* **Do this**
Below are some entries; can you quote all of them exactly?

## begin Data section

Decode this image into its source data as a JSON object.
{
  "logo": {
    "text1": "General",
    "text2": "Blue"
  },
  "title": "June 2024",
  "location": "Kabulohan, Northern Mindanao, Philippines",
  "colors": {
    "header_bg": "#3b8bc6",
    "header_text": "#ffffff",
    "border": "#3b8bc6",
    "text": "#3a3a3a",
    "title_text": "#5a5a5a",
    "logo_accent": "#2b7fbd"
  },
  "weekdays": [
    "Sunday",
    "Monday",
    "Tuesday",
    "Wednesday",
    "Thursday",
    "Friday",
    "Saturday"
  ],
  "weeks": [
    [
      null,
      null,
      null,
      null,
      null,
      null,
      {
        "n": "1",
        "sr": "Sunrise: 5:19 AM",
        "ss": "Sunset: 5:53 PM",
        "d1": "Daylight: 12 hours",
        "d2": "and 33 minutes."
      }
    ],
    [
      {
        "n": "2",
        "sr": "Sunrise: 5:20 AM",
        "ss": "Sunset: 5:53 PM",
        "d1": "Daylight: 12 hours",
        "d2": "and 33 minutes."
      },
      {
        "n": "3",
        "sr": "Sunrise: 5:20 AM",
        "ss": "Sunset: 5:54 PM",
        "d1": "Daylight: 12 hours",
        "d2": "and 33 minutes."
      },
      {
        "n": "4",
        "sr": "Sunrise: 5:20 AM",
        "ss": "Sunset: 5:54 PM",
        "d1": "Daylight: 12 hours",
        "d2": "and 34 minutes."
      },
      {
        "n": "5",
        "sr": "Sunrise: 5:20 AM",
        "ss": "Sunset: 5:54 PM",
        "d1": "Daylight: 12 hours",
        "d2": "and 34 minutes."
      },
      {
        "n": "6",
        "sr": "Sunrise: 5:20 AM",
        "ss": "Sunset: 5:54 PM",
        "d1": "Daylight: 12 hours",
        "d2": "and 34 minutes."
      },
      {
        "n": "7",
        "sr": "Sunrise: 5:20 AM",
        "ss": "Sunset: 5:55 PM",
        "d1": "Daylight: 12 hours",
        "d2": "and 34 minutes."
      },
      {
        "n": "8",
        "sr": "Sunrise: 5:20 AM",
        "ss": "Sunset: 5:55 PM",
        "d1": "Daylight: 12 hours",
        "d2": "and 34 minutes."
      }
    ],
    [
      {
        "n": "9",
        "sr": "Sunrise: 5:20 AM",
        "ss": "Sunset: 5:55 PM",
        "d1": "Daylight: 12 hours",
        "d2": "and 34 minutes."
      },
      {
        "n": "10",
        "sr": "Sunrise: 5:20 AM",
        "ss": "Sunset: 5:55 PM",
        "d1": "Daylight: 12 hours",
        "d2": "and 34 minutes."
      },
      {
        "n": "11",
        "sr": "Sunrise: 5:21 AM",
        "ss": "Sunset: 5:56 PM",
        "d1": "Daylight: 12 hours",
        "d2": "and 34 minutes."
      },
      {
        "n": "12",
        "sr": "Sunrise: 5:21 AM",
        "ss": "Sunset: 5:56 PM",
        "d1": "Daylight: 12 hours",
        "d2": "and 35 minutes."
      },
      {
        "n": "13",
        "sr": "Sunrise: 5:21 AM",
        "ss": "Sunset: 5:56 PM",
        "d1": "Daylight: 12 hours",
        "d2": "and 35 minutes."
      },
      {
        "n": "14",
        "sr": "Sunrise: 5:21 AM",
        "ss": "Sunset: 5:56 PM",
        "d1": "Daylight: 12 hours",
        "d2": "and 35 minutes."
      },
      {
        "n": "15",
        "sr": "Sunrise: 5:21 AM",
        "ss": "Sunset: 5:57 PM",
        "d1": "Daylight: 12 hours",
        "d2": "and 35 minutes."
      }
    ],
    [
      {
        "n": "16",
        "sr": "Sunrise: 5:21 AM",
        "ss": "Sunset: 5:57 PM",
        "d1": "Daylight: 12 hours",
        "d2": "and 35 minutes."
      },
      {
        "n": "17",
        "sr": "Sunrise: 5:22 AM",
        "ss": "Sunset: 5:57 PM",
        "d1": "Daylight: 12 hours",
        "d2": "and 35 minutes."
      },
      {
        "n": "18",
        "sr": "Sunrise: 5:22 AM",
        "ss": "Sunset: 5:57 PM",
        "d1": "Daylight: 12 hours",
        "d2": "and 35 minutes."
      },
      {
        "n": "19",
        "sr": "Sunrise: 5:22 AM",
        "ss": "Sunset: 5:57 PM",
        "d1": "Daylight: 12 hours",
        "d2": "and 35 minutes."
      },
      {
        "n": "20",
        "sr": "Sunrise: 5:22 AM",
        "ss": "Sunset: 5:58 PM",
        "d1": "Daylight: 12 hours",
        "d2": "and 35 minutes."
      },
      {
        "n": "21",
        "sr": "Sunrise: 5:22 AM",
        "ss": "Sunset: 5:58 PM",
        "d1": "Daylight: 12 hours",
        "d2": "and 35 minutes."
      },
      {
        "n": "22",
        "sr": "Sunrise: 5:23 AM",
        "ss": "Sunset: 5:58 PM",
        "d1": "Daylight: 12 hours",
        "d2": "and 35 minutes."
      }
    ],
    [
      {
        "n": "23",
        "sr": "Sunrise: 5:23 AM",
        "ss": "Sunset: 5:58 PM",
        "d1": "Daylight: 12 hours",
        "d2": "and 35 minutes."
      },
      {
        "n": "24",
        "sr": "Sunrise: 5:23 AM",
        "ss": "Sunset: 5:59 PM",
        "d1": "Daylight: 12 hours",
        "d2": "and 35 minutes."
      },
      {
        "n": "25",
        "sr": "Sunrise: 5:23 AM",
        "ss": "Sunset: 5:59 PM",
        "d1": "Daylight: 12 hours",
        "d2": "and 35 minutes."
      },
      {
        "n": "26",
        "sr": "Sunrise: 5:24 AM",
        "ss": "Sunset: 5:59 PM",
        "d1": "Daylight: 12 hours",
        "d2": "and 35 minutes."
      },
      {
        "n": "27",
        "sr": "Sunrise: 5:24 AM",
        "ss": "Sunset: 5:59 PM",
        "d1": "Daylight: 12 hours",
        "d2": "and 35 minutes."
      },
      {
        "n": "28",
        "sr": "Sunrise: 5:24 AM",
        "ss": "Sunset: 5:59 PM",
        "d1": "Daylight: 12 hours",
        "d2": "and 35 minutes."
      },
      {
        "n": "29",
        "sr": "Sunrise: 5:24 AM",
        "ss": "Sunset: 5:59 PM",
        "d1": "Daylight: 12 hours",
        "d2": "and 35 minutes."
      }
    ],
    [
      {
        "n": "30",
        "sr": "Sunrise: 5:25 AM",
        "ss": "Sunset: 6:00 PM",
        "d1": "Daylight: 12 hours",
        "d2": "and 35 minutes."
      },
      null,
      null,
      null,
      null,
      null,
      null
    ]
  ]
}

## end Data section

* **Exercise result**
Decode this image into its source data as a JSON object.
{
  "logo": {
    "text1": "General",
    "text2": "Blue"
  },
  "title": "June 2024",
  "location": "Kabulohan, Northern Mindanao, Philippines",
  "colors": {
    "header_bg": "#3b8bc6",
    "header_text": "#ffffff",
    "border": "#3b8bc6",
    "text": "#3a3a3a",
    "title_text": "#5a5a5a",
    "logo_accent": "#2b7fbd"
  },
  "weekdays": [
    "Sunday",
    "Monday",
    "Tuesday",
    "Wednesday",
    "Thursday",
    "Friday",
    "Saturday"
  ],
  "weeks": [
    [
      null,
      null,
      null,
      null,
      null,
      null,
      {
        "n": "1",
        "sr": "Sunrise: 5:19 AM",
        "ss": "Sunset: 5:53 PM",
        "d1": "Daylight: 12 hours",
        "d2": "and 33 minutes."
      }
    ],
    [
      {
        "n": "2",
        "sr": "Sunrise: 5:20 AM",
        "ss": "Sunset: 5:53 PM",
        "d1": "Daylight: 12 hours",
        "d2": "and 33 minutes."
      },
      {
        "n": "3",
        "sr": "Sunrise: 5:20 AM",
        "ss": "Sunset: 5:54 PM",
        "d1": "Daylight: 12 hours",
        "d2": "and 33 minutes."
      },
      {
        "n": "4",
        "sr": "Sunrise: 5:20 AM",
        "ss": "Sunset: 5:54 PM",
        "d1": "Daylight: 12 hours",
        "d2": "and 34 minutes."
      },
      {
        "n": "5",
        "sr": "Sunrise: 5:20 AM",
        "ss": "Sunset: 5:54 PM",
        "d1": "Daylight: 12 hours",
        "d2": "and 34 minutes."
      },
      {
        "n": "6",
        "sr": "Sunrise: 5:20 AM",
        "ss": "Sunset: 5:54 PM",
        "d1": "Daylight: 12 hours",
        "d2": "and 34 minutes."
      },
      {
        "n": "7",
        "sr": "Sunrise: 5:20 AM",
        "ss": "Sunset: 5:55 PM",
        "d1": "Daylight: 12 hours",
        "d2": "and 34 minutes."
      },
      {
        "n": "8",
        "sr": "Sunrise: 5:20 AM",
        "ss": "Sunset: 5:55 PM",
        "d1": "Daylight: 12 hours",
        "d2": "and 34 minutes."
      }
    ],
    [
      {
        "n": "9",
        "sr": "Sunrise: 5:20 AM",
        "ss": "Sunset: 5:55 PM",
        "d1": "Daylight: 12 hours",
        "d2": "and 34 minutes."
      },
      {
        "n": "10",
        "sr": "Sunrise: 5:20 AM",
        "ss": "Sunset: 5:55 PM",
        "d1": "Daylight: 12 hours",
        "d2": "and 34 minutes."
      },
      {
        "n": "11",
        "sr": "Sunrise: 5:21 AM",
        "ss": "Sunset: 5:56 PM",
        "d1": "Daylight: 12 hours",
        "d2": "and 34 minutes."
      },
      {
        "n": "12",
        "sr": "Sunrise: 5:21 AM",
        "ss": "Sunset: 5:56 PM",
        "d1": "Daylight: 12 hours",
        "d2": "and 35 minutes."
      },
      {
        "n": "13",
        "sr": "Sunrise: 5:21 AM",
        "ss": "Sunset: 5:56 PM",
        "d1": "Daylight: 12 hours",
        "d2": "and 35 minutes."
      },
      {
        "n": "14",
        "sr": "Sunrise: 5:21 AM",
        "ss": "Sunset: 5:56 PM",
        "d1": "Daylight: 12 hours",
        "d2": "and 35 minutes."
      },
      {
        "n": "15",
        "sr": "Sunrise: 5:21 AM",
        "ss": "Sunset: 5:57 PM",
        "d1": "Daylight: 12 hours",
        "d2": "and 35 minutes."
      }
    ],
    [
      {
        "n": "16",
        "sr": "Sunrise: 5:21 AM",
        "ss": "Sunset: 5:57 PM",
        "d1": "Daylight: 12 hours",
        "d2": "and 35 minutes."
      },
      {
        "n": "17",
        "sr": "Sunrise: 5:22 AM",
        "ss": "Sunset: 5:57 PM",
        "d1": "Daylight: 12 hours",
        "d2": "and 35 minutes."
      },
      {
        "n": "18",
        "sr": "Sunrise: 5:22 AM",
        "ss": "Sunset: 5:57 PM",
        "d1": "Daylight: 12 hours",
        "d2": "and 35 minutes."
      },
      {
        "n": "19",
        "sr": "Sunrise: 5:22 AM",
        "ss": "Sunset: 5:57 PM",
        "d1": "Daylight: 12 hours",
        "d2": "and 35 minutes."
      },
      {
        "n": "20",
        "sr": "Sunrise: 5:22 AM",
        "ss": "Sunset: 5:58 PM",
        "d1": "Daylight: 12 hours",
        "d2": "and 35 minutes."
      },
      {
        "n": "21",
        "sr": "Sunrise: 5:22 AM",
        "ss": "Sunset: 5:58 PM",
        "d1": "Daylight: 12 hours",
        "d2": "and 35 minutes."
      },
      {
        "n": "22",
        "sr": "Sunrise: 5:23 AM",
        "ss": "Sunset: 5:58 PM",
        "d1": "Daylight: 12 hours",
        "d2": "and 35 minutes."
      }
    ],
    [
      {
        "n": "23",
        "sr": "Sunrise: 5:23 AM",
        "ss": "Sunset: 5:58 PM",
        "d1": "Daylight: 12 hours",
        "d2": "and 35 minutes."
      },
      {
        "n": "24",
        "sr": "Sunrise: 5:23 AM",
        "ss": "Sunset: 5:59 PM",
        "d1": "Daylight: 12 hours",
        "d2": "and 35 minutes."
      },
      {
        "n": "25",
        "sr": "Sunrise: 5:23 AM",
        "ss": "Sunset: 5:59 PM",
        "d1": "Daylight: 12 hours",
        "d2": "and 35 minutes."
      },
      {
        "n": "26",
        "sr": "Sunrise: 5:24 AM",
        "ss": "Sunset: 5:59 PM",
        "d1": "Daylight: 12 hours",
        "d2": "and 35 minutes."
      },
      {
        "n": "27",
        "sr": "Sunrise: 5:24 AM",
        "ss": "Sunset: 5:59 PM",
        "d1": "Daylight: 12 hours",
        "d2": "and 35 minutes."
      },
      {
        "n": "28",
        "sr": "Sunrise: 5:24 AM",
        "ss": "Sunset: 5:59 PM",
        "d1": "Daylight: 12 hours",
        "d2": "and 35 minutes."
      },
      {
        "n": "29",
        "sr": "Sunrise: 5:24 AM",
        "ss": "Sunset: 5:59 PM",
        "d1": "Daylight: 12 hours",
        "d2": "and 35 minutes."
      }
    ],
    [
      {
        "n": "30",
        "sr": "Sunrise: 5:25 AM",
        "ss": "Sunset: 6:00 PM",
        "d1": "Daylight: 12 hours",
        "d2": "and 35 minutes."
      },
      null,
      null,
      null,
      null,
      null,
      null
    ]
  ]
}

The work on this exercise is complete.